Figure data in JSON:
● ● ● ●

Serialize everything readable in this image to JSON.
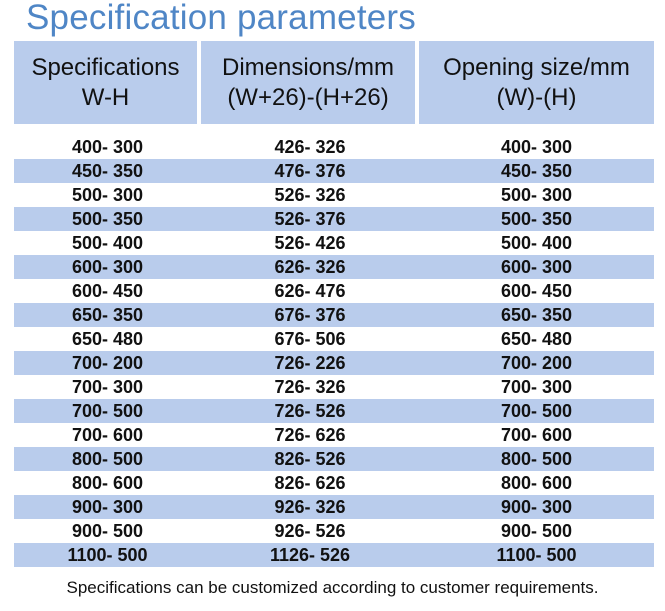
{
  "title": "Specification parameters",
  "headers": [
    {
      "line1": "Specifications",
      "line2": "W-H"
    },
    {
      "line1": "Dimensions/mm",
      "line2": "(W+26)-(H+26)"
    },
    {
      "line1": "Opening size/mm",
      "line2": "(W)-(H)"
    }
  ],
  "rows": [
    [
      "400- 300",
      "426- 326",
      "400- 300"
    ],
    [
      "450- 350",
      "476- 376",
      "450- 350"
    ],
    [
      "500- 300",
      "526- 326",
      "500- 300"
    ],
    [
      "500- 350",
      "526- 376",
      "500- 350"
    ],
    [
      "500- 400",
      "526- 426",
      "500- 400"
    ],
    [
      "600- 300",
      "626- 326",
      "600- 300"
    ],
    [
      "600- 450",
      "626- 476",
      "600- 450"
    ],
    [
      "650- 350",
      "676- 376",
      "650- 350"
    ],
    [
      "650- 480",
      "676- 506",
      "650- 480"
    ],
    [
      "700- 200",
      "726- 226",
      "700- 200"
    ],
    [
      "700- 300",
      "726- 326",
      "700- 300"
    ],
    [
      "700- 500",
      "726- 526",
      "700- 500"
    ],
    [
      "700- 600",
      "726- 626",
      "700- 600"
    ],
    [
      "800- 500",
      "826- 526",
      "800- 500"
    ],
    [
      "800- 600",
      "826- 626",
      "800- 600"
    ],
    [
      "900- 300",
      "926- 326",
      "900- 300"
    ],
    [
      "900- 500",
      "926- 526",
      "900- 500"
    ],
    [
      "1100- 500",
      "1126- 526",
      "1100- 500"
    ]
  ],
  "footer": "Specifications can be customized according to customer requirements.",
  "colors": {
    "title": "#4f86c6",
    "header_bg": "#b9ccec",
    "alt_row_bg": "#b9ccec"
  }
}
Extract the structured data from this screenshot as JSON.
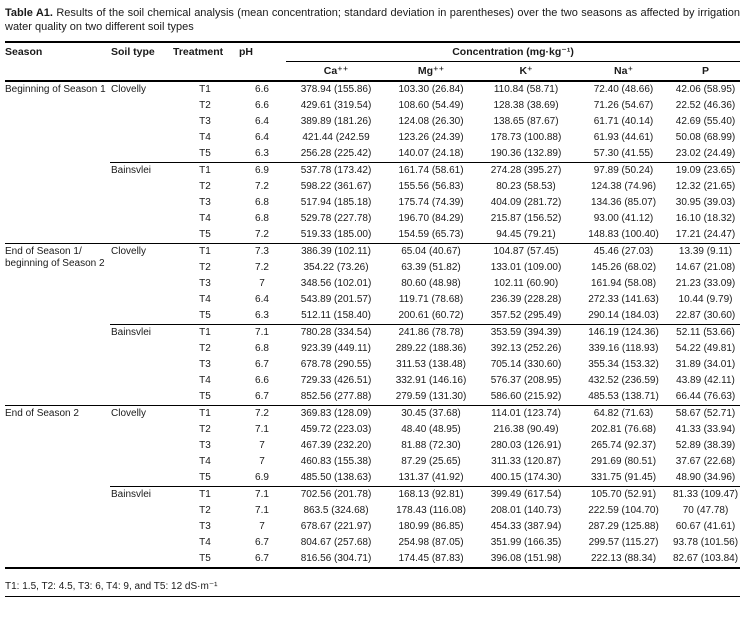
{
  "title": {
    "label": "Table A1.",
    "text": " Results of the soil chemical analysis (mean concentration; standard deviation in parentheses) over the two seasons as affected by irrigation water quality on two different soil types"
  },
  "table": {
    "headers": {
      "season": "Season",
      "soil_type": "Soil type",
      "treatment": "Treatment",
      "ph": "pH",
      "concentration_group": "Concentration (mg·kg⁻¹)",
      "ions": [
        "Ca⁺⁺",
        "Mg⁺⁺",
        "K⁺",
        "Na⁺",
        "P"
      ]
    },
    "sections": [
      {
        "season": "Beginning of Season 1",
        "groups": [
          {
            "soil_type": "Clovelly",
            "rows": [
              {
                "treatment": "T1",
                "ph": "6.6",
                "values": [
                  "378.94 (155.86)",
                  "103.30 (26.84)",
                  "110.84 (58.71)",
                  "72.40 (48.66)",
                  "42.06 (58.95)"
                ]
              },
              {
                "treatment": "T2",
                "ph": "6.6",
                "values": [
                  "429.61 (319.54)",
                  "108.60 (54.49)",
                  "128.38 (38.69)",
                  "71.26 (54.67)",
                  "22.52 (46.36)"
                ]
              },
              {
                "treatment": "T3",
                "ph": "6.4",
                "values": [
                  "389.89 (181.26)",
                  "124.08 (26.30)",
                  "138.65 (87.67)",
                  "61.71 (40.14)",
                  "42.69 (55.40)"
                ]
              },
              {
                "treatment": "T4",
                "ph": "6.4",
                "values": [
                  "421.44 (242.59",
                  "123.26 (24.39)",
                  "178.73 (100.88)",
                  "61.93 (44.61)",
                  "50.08 (68.99)"
                ]
              },
              {
                "treatment": "T5",
                "ph": "6.3",
                "values": [
                  "256.28 (225.42)",
                  "140.07 (24.18)",
                  "190.36 (132.89)",
                  "57.30 (41.55)",
                  "23.02 (24.49)"
                ]
              }
            ]
          },
          {
            "soil_type": "Bainsvlei",
            "rows": [
              {
                "treatment": "T1",
                "ph": "6.9",
                "values": [
                  "537.78 (173.42)",
                  "161.74 (58.61)",
                  "274.28 (395.27)",
                  "97.89 (50.24)",
                  "19.09 (23.65)"
                ]
              },
              {
                "treatment": "T2",
                "ph": "7.2",
                "values": [
                  "598.22 (361.67)",
                  "155.56 (56.83)",
                  "80.23 (58.53)",
                  "124.38 (74.96)",
                  "12.32 (21.65)"
                ]
              },
              {
                "treatment": "T3",
                "ph": "6.8",
                "values": [
                  "517.94 (185.18)",
                  "175.74 (74.39)",
                  "404.09 (281.72)",
                  "134.36 (85.07)",
                  "30.95 (39.03)"
                ]
              },
              {
                "treatment": "T4",
                "ph": "6.8",
                "values": [
                  "529.78 (227.78)",
                  "196.70 (84.29)",
                  "215.87 (156.52)",
                  "93.00 (41.12)",
                  "16.10 (18.32)"
                ]
              },
              {
                "treatment": "T5",
                "ph": "7.2",
                "values": [
                  "519.33 (185.00)",
                  "154.59 (65.73)",
                  "94.45 (79.21)",
                  "148.83 (100.40)",
                  "17.21 (24.47)"
                ]
              }
            ]
          }
        ]
      },
      {
        "season": "End of Season 1/ beginning of Season 2",
        "groups": [
          {
            "soil_type": "Clovelly",
            "rows": [
              {
                "treatment": "T1",
                "ph": "7.3",
                "values": [
                  "386.39 (102.11)",
                  "65.04 (40.67)",
                  "104.87 (57.45)",
                  "45.46 (27.03)",
                  "13.39 (9.11)"
                ]
              },
              {
                "treatment": "T2",
                "ph": "7.2",
                "values": [
                  "354.22 (73.26)",
                  "63.39 (51.82)",
                  "133.01 (109.00)",
                  "145.26 (68.02)",
                  "14.67 (21.08)"
                ]
              },
              {
                "treatment": "T3",
                "ph": "7",
                "values": [
                  "348.56 (102.01)",
                  "80.60 (48.98)",
                  "102.11 (60.90)",
                  "161.94 (58.08)",
                  "21.23 (33.09)"
                ]
              },
              {
                "treatment": "T4",
                "ph": "6.4",
                "values": [
                  "543.89 (201.57)",
                  "119.71 (78.68)",
                  "236.39 (228.28)",
                  "272.33 (141.63)",
                  "10.44 (9.79)"
                ]
              },
              {
                "treatment": "T5",
                "ph": "6.3",
                "values": [
                  "512.11 (158.40)",
                  "200.61 (60.72)",
                  "357.52 (295.49)",
                  "290.14 (184.03)",
                  "22.87 (30.60)"
                ]
              }
            ]
          },
          {
            "soil_type": "Bainsvlei",
            "rows": [
              {
                "treatment": "T1",
                "ph": "7.1",
                "values": [
                  "780.28 (334.54)",
                  "241.86 (78.78)",
                  "353.59 (394.39)",
                  "146.19 (124.36)",
                  "52.11 (53.66)"
                ]
              },
              {
                "treatment": "T2",
                "ph": "6.8",
                "values": [
                  "923.39 (449.11)",
                  "289.22 (188.36)",
                  "392.13 (252.26)",
                  "339.16 (118.93)",
                  "54.22 (49.81)"
                ]
              },
              {
                "treatment": "T3",
                "ph": "6.7",
                "values": [
                  "678.78 (290.55)",
                  "311.53 (138.48)",
                  "705.14 (330.60)",
                  "355.34 (153.32)",
                  "31.89 (34.01)"
                ]
              },
              {
                "treatment": "T4",
                "ph": "6.6",
                "values": [
                  "729.33 (426.51)",
                  "332.91 (146.16)",
                  "576.37 (208.95)",
                  "432.52 (236.59)",
                  "43.89 (42.11)"
                ]
              },
              {
                "treatment": "T5",
                "ph": "6.7",
                "values": [
                  "852.56 (277.88)",
                  "279.59 (131.30)",
                  "586.60 (215.92)",
                  "485.53 (138.71)",
                  "66.44 (76.63)"
                ]
              }
            ]
          }
        ]
      },
      {
        "season": "End of Season 2",
        "groups": [
          {
            "soil_type": "Clovelly",
            "rows": [
              {
                "treatment": "T1",
                "ph": "7.2",
                "values": [
                  "369.83 (128.09)",
                  "30.45 (37.68)",
                  "114.01 (123.74)",
                  "64.82 (71.63)",
                  "58.67 (52.71)"
                ]
              },
              {
                "treatment": "T2",
                "ph": "7.1",
                "values": [
                  "459.72 (223.03)",
                  "48.40 (48.95)",
                  "216.38 (90.49)",
                  "202.81 (76.68)",
                  "41.33 (33.94)"
                ]
              },
              {
                "treatment": "T3",
                "ph": "7",
                "values": [
                  "467.39 (232.20)",
                  "81.88 (72.30)",
                  "280.03 (126.91)",
                  "265.74 (92.37)",
                  "52.89 (38.39)"
                ]
              },
              {
                "treatment": "T4",
                "ph": "7",
                "values": [
                  "460.83 (155.38)",
                  "87.29 (25.65)",
                  "311.33 (120.87)",
                  "291.69 (80.51)",
                  "37.67 (22.68)"
                ]
              },
              {
                "treatment": "T5",
                "ph": "6.9",
                "values": [
                  "485.50 (138.63)",
                  "131.37 (41.92)",
                  "400.15 (174.30)",
                  "331.75 (91.45)",
                  "48.90 (34.96)"
                ]
              }
            ]
          },
          {
            "soil_type": "Bainsvlei",
            "rows": [
              {
                "treatment": "T1",
                "ph": "7.1",
                "values": [
                  "702.56 (201.78)",
                  "168.13 (92.81)",
                  "399.49 (617.54)",
                  "105.70 (52.91)",
                  "81.33 (109.47)"
                ]
              },
              {
                "treatment": "T2",
                "ph": "7.1",
                "values": [
                  "863.5 (324.68)",
                  "178.43 (116.08)",
                  "208.01 (140.73)",
                  "222.59 (104.70)",
                  "70 (47.78)"
                ]
              },
              {
                "treatment": "T3",
                "ph": "7",
                "values": [
                  "678.67 (221.97)",
                  "180.99 (86.85)",
                  "454.33 (387.94)",
                  "287.29 (125.88)",
                  "60.67 (41.61)"
                ]
              },
              {
                "treatment": "T4",
                "ph": "6.7",
                "values": [
                  "804.67 (257.68)",
                  "254.98 (87.05)",
                  "351.99 (166.35)",
                  "299.57 (115.27)",
                  "93.78 (101.56)"
                ]
              },
              {
                "treatment": "T5",
                "ph": "6.7",
                "values": [
                  "816.56 (304.71)",
                  "174.45 (87.83)",
                  "396.08 (151.98)",
                  "222.13 (88.34)",
                  "82.67 (103.84)"
                ]
              }
            ]
          }
        ]
      }
    ]
  },
  "footnote": "T1: 1.5, T2: 4.5, T3: 6, T4: 9, and T5: 12 dS·m⁻¹"
}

● ● ● ●

AIM:
Identify each line of the material where the word "Specifications" shows up, and copy it.

RESULT FOR THIS EXERCISE:
      "line1": "Specifications",
  "footer": "Specifications can be customized according to customer requirements.",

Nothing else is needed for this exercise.